Objective
Carry none of the pictures over; set down the material below exactly.

Input rows

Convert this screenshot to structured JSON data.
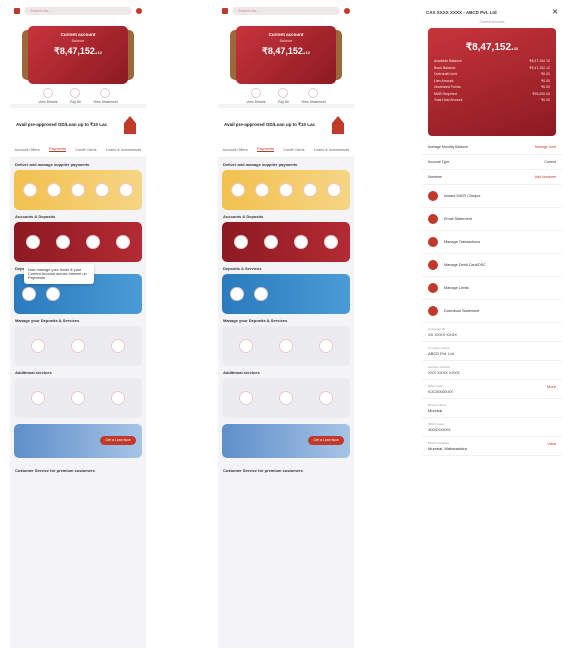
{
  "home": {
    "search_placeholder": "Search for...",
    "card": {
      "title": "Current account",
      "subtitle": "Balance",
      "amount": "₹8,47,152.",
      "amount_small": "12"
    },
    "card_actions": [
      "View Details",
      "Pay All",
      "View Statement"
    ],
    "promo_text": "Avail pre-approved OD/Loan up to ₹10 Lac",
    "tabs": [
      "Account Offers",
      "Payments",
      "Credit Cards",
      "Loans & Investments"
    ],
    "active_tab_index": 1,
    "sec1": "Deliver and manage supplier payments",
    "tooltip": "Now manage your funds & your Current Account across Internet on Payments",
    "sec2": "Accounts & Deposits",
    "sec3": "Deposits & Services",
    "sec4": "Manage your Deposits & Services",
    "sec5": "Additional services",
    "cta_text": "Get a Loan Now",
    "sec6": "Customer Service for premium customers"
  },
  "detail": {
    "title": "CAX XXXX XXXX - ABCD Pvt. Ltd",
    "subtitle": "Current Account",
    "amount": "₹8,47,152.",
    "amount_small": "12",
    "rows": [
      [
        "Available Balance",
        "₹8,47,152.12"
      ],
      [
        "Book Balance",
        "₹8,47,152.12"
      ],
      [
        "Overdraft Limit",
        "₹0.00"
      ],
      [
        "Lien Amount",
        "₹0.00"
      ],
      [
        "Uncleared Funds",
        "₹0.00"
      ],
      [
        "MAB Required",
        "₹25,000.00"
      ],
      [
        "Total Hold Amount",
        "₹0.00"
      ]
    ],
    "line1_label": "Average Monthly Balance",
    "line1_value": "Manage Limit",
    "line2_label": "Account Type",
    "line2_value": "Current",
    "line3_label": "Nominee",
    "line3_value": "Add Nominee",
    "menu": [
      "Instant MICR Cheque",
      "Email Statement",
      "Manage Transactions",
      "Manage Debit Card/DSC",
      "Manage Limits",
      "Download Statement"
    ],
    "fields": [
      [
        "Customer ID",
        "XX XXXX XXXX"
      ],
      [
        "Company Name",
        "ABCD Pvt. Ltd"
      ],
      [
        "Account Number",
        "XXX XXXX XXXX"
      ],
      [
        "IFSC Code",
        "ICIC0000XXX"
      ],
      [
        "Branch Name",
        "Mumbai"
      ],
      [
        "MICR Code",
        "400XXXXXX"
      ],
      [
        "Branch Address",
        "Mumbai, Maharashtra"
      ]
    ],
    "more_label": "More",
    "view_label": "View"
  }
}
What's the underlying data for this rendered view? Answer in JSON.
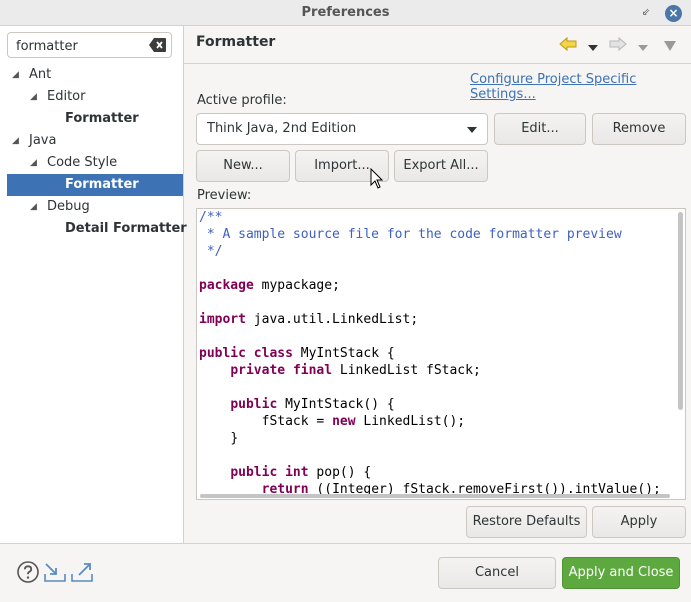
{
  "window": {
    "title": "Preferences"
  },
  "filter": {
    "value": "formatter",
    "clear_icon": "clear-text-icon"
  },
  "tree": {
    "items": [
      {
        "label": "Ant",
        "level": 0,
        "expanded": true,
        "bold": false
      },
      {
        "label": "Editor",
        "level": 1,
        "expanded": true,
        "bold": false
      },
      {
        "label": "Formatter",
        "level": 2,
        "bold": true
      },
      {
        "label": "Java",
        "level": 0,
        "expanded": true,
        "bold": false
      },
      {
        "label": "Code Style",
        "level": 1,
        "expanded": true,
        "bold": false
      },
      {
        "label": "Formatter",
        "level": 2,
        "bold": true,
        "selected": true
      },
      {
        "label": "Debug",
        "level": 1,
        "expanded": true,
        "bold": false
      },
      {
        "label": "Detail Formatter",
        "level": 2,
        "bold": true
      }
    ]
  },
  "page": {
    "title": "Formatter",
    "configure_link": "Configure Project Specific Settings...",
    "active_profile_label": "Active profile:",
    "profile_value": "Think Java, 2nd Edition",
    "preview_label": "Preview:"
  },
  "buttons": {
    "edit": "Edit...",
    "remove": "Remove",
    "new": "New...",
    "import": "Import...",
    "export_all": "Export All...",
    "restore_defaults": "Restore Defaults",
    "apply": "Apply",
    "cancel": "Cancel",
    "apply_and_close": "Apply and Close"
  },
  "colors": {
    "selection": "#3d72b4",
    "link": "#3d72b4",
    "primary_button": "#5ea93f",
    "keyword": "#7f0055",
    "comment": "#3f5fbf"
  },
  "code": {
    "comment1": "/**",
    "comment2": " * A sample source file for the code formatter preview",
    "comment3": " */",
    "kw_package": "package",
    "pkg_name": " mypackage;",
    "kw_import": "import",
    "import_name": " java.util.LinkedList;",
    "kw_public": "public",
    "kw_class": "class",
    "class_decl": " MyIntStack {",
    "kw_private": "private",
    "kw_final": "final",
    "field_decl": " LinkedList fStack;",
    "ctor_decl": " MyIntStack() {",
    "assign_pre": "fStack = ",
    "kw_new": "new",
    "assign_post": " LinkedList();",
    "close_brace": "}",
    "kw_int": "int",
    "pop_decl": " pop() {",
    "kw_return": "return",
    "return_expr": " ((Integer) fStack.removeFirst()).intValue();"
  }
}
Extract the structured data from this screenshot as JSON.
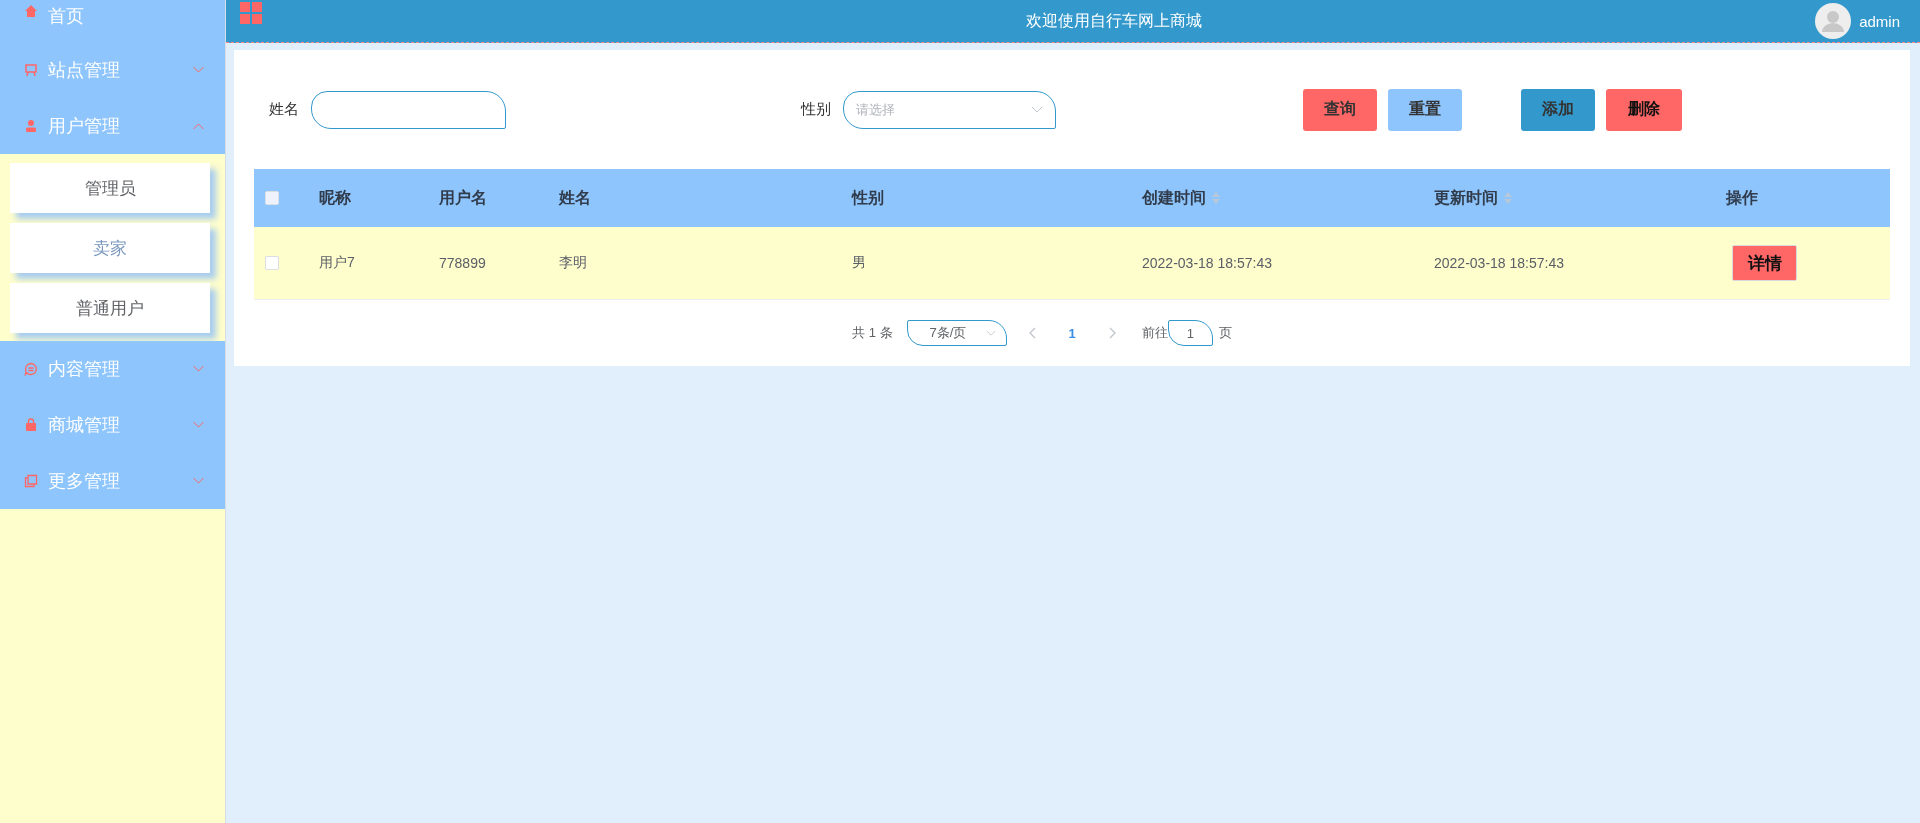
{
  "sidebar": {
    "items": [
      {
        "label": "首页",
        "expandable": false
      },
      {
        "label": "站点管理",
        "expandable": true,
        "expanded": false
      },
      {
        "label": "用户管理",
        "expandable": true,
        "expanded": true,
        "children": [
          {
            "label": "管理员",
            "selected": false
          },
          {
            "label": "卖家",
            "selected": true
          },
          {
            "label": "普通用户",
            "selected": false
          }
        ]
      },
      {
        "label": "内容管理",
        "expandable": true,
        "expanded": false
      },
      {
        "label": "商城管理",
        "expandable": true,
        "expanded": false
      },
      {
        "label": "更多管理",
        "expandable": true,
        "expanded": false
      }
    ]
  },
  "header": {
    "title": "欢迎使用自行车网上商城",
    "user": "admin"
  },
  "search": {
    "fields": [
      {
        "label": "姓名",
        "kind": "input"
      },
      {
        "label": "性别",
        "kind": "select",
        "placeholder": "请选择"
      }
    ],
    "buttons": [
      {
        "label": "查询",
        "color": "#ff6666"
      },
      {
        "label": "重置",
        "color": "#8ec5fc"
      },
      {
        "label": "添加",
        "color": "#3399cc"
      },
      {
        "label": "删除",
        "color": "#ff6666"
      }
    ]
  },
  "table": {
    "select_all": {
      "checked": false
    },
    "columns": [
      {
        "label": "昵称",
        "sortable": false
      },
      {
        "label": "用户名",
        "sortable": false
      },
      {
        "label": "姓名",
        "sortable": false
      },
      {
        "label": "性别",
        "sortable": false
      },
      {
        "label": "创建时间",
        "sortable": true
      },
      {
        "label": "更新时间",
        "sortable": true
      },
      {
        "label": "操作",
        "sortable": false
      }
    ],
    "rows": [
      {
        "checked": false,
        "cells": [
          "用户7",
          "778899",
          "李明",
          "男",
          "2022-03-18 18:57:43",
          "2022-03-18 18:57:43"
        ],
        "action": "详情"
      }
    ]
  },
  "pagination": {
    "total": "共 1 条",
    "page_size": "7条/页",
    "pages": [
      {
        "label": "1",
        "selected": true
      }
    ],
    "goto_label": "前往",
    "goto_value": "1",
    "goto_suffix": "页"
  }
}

Solution
Convert this screenshot to structured JSON data.
{
  "home": {
    "search_placeholder": "Search for...",
    "card": {
      "title": "Current account",
      "subtitle": "Balance",
      "amount": "₹8,47,152.",
      "amount_small": "12"
    },
    "card_actions": [
      "View Details",
      "Pay All",
      "View Statement"
    ],
    "promo_text": "Avail pre-approved OD/Loan up to ₹10 Lac",
    "tabs": [
      "Account Offers",
      "Payments",
      "Credit Cards",
      "Loans & Investments"
    ],
    "active_tab_index": 1,
    "sec1": "Deliver and manage supplier payments",
    "tooltip": "Now manage your funds & your Current Account across Internet on Payments",
    "sec2": "Accounts & Deposits",
    "sec3": "Deposits & Services",
    "sec4": "Manage your Deposits & Services",
    "sec5": "Additional services",
    "cta_text": "Get a Loan Now",
    "sec6": "Customer Service for premium customers"
  },
  "detail": {
    "title": "CAX XXXX XXXX - ABCD Pvt. Ltd",
    "subtitle": "Current Account",
    "amount": "₹8,47,152.",
    "amount_small": "12",
    "rows": [
      [
        "Available Balance",
        "₹8,47,152.12"
      ],
      [
        "Book Balance",
        "₹8,47,152.12"
      ],
      [
        "Overdraft Limit",
        "₹0.00"
      ],
      [
        "Lien Amount",
        "₹0.00"
      ],
      [
        "Uncleared Funds",
        "₹0.00"
      ],
      [
        "MAB Required",
        "₹25,000.00"
      ],
      [
        "Total Hold Amount",
        "₹0.00"
      ]
    ],
    "line1_label": "Average Monthly Balance",
    "line1_value": "Manage Limit",
    "line2_label": "Account Type",
    "line2_value": "Current",
    "line3_label": "Nominee",
    "line3_value": "Add Nominee",
    "menu": [
      "Instant MICR Cheque",
      "Email Statement",
      "Manage Transactions",
      "Manage Debit Card/DSC",
      "Manage Limits",
      "Download Statement"
    ],
    "fields": [
      [
        "Customer ID",
        "XX XXXX XXXX"
      ],
      [
        "Company Name",
        "ABCD Pvt. Ltd"
      ],
      [
        "Account Number",
        "XXX XXXX XXXX"
      ],
      [
        "IFSC Code",
        "ICIC0000XXX"
      ],
      [
        "Branch Name",
        "Mumbai"
      ],
      [
        "MICR Code",
        "400XXXXXX"
      ],
      [
        "Branch Address",
        "Mumbai, Maharashtra"
      ]
    ],
    "more_label": "More",
    "view_label": "View"
  }
}
What's the underlying data for this rendered view? Answer in JSON.
{
  "window": {
    "title": "Preferences"
  },
  "filter": {
    "value": "formatter",
    "clear_icon": "clear-text-icon"
  },
  "tree": {
    "items": [
      {
        "label": "Ant",
        "level": 0,
        "expanded": true,
        "bold": false
      },
      {
        "label": "Editor",
        "level": 1,
        "expanded": true,
        "bold": false
      },
      {
        "label": "Formatter",
        "level": 2,
        "bold": true
      },
      {
        "label": "Java",
        "level": 0,
        "expanded": true,
        "bold": false
      },
      {
        "label": "Code Style",
        "level": 1,
        "expanded": true,
        "bold": false
      },
      {
        "label": "Formatter",
        "level": 2,
        "bold": true,
        "selected": true
      },
      {
        "label": "Debug",
        "level": 1,
        "expanded": true,
        "bold": false
      },
      {
        "label": "Detail Formatter",
        "level": 2,
        "bold": true
      }
    ]
  },
  "page": {
    "title": "Formatter",
    "configure_link": "Configure Project Specific Settings...",
    "active_profile_label": "Active profile:",
    "profile_value": "Think Java, 2nd Edition",
    "preview_label": "Preview:"
  },
  "buttons": {
    "edit": "Edit...",
    "remove": "Remove",
    "new": "New...",
    "import": "Import...",
    "export_all": "Export All...",
    "restore_defaults": "Restore Defaults",
    "apply": "Apply",
    "cancel": "Cancel",
    "apply_and_close": "Apply and Close"
  },
  "colors": {
    "selection": "#3d72b4",
    "link": "#3d72b4",
    "primary_button": "#5ea93f",
    "keyword": "#7f0055",
    "comment": "#3f5fbf"
  },
  "code": {
    "comment1": "/**",
    "comment2": " * A sample source file for the code formatter preview",
    "comment3": " */",
    "kw_package": "package",
    "pkg_name": " mypackage;",
    "kw_import": "import",
    "import_name": " java.util.LinkedList;",
    "kw_public": "public",
    "kw_class": "class",
    "class_decl": " MyIntStack {",
    "kw_private": "private",
    "kw_final": "final",
    "field_decl": " LinkedList fStack;",
    "ctor_decl": " MyIntStack() {",
    "assign_pre": "fStack = ",
    "kw_new": "new",
    "assign_post": " LinkedList();",
    "close_brace": "}",
    "kw_int": "int",
    "pop_decl": " pop() {",
    "kw_return": "return",
    "return_expr": " ((Integer) fStack.removeFirst()).intValue();"
  }
}
Extract the structured data from this screenshot as JSON.
{
  "sidebar": {
    "items": [
      {
        "label": "首页",
        "expandable": false
      },
      {
        "label": "站点管理",
        "expandable": true,
        "expanded": false
      },
      {
        "label": "用户管理",
        "expandable": true,
        "expanded": true,
        "children": [
          {
            "label": "管理员",
            "selected": false
          },
          {
            "label": "卖家",
            "selected": true
          },
          {
            "label": "普通用户",
            "selected": false
          }
        ]
      },
      {
        "label": "内容管理",
        "expandable": true,
        "expanded": false
      },
      {
        "label": "商城管理",
        "expandable": true,
        "expanded": false
      },
      {
        "label": "更多管理",
        "expandable": true,
        "expanded": false
      }
    ]
  },
  "header": {
    "title": "欢迎使用自行车网上商城",
    "user": "admin"
  },
  "search": {
    "fields": [
      {
        "label": "姓名",
        "kind": "input"
      },
      {
        "label": "性别",
        "kind": "select",
        "placeholder": "请选择"
      }
    ],
    "buttons": [
      {
        "label": "查询",
        "color": "#ff6666"
      },
      {
        "label": "重置",
        "color": "#8ec5fc"
      },
      {
        "label": "添加",
        "color": "#3399cc"
      },
      {
        "label": "删除",
        "color": "#ff6666"
      }
    ]
  },
  "table": {
    "select_all": {
      "checked": false
    },
    "columns": [
      {
        "label": "昵称",
        "sortable": false
      },
      {
        "label": "用户名",
        "sortable": false
      },
      {
        "label": "姓名",
        "sortable": false
      },
      {
        "label": "性别",
        "sortable": false
      },
      {
        "label": "创建时间",
        "sortable": true
      },
      {
        "label": "更新时间",
        "sortable": true
      },
      {
        "label": "操作",
        "sortable": false
      }
    ],
    "rows": [
      {
        "checked": false,
        "cells": [
          "用户7",
          "778899",
          "李明",
          "男",
          "2022-03-18 18:57:43",
          "2022-03-18 18:57:43"
        ],
        "action": "详情"
      }
    ]
  },
  "pagination": {
    "total": "共 1 条",
    "page_size": "7条/页",
    "pages": [
      {
        "label": "1",
        "selected": true
      }
    ],
    "goto_label": "前往",
    "goto_value": "1",
    "goto_suffix": "页"
  }
}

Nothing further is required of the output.